Go through the records below line by line, counting those that contain the word "color"; answer with the count only.

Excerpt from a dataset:
========
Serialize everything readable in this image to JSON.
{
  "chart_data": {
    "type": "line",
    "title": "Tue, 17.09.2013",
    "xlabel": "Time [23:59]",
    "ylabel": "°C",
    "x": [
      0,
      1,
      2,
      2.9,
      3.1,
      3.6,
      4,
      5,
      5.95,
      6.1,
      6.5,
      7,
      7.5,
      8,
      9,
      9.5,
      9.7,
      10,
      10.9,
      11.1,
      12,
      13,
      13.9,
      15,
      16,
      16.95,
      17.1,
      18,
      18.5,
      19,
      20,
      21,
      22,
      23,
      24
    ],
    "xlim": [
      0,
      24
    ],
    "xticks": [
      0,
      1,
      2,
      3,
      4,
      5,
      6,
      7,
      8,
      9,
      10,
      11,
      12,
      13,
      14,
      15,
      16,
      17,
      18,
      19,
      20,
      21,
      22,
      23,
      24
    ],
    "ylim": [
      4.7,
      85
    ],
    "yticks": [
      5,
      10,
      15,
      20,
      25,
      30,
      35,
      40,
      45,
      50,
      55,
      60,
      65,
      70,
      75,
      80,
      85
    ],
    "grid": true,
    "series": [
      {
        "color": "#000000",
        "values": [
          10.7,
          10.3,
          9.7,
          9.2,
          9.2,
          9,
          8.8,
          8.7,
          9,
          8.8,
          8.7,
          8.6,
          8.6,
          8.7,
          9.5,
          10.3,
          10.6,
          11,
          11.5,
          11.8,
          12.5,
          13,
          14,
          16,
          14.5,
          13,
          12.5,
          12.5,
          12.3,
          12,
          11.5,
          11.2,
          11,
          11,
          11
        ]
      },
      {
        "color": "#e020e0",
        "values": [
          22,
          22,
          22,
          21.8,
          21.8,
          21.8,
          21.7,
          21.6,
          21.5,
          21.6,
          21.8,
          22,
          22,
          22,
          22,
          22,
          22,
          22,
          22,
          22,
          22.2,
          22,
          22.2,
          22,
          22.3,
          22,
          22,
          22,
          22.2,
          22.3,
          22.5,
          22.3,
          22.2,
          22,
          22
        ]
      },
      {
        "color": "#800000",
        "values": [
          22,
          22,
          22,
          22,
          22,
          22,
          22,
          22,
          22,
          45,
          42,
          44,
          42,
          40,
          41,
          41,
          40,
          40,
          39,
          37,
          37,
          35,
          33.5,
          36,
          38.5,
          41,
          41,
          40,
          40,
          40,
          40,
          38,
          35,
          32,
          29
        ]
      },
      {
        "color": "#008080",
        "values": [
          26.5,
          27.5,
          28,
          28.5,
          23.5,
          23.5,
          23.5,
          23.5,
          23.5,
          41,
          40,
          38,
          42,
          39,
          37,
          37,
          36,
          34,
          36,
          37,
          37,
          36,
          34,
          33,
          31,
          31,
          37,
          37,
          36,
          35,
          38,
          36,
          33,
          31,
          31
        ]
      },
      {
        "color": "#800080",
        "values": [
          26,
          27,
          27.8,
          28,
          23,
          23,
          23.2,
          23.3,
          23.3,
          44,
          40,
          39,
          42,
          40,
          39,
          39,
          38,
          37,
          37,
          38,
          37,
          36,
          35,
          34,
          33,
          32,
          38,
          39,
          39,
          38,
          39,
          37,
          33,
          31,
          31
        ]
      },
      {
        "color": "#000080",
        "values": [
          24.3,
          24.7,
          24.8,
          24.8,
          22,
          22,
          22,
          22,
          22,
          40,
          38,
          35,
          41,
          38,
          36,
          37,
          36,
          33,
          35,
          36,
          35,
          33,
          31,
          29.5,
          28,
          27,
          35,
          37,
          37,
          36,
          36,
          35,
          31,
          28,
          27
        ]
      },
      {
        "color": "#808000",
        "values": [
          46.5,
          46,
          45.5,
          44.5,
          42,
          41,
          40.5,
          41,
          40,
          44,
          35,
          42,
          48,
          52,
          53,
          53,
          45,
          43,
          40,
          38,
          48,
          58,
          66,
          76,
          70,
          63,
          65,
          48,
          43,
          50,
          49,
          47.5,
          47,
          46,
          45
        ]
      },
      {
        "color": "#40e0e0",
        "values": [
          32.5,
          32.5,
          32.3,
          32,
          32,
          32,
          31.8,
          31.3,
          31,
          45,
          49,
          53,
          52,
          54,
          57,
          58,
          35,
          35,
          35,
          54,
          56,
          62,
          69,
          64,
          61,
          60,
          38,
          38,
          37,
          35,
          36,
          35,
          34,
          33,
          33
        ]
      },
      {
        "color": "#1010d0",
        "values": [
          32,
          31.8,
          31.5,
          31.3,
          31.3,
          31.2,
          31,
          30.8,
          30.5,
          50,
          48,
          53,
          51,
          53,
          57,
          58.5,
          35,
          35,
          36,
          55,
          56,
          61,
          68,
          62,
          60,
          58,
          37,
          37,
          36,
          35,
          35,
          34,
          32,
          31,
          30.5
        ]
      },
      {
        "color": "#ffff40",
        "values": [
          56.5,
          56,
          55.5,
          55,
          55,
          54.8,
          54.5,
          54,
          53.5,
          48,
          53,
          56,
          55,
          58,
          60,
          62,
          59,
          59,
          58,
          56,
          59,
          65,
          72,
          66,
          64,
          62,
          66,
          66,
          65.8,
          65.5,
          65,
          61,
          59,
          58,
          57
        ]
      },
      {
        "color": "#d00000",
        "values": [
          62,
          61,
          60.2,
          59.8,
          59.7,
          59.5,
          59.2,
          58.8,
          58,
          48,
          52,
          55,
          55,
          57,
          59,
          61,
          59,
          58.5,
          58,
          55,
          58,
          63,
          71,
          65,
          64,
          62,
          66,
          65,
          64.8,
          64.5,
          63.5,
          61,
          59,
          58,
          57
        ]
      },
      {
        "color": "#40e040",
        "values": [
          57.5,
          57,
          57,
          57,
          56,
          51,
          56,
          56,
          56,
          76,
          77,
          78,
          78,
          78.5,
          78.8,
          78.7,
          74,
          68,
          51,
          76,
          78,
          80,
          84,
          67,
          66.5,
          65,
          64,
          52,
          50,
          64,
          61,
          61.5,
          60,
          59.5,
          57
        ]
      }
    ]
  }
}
========
▶ _RESULT OF THE EXERCISE_:
12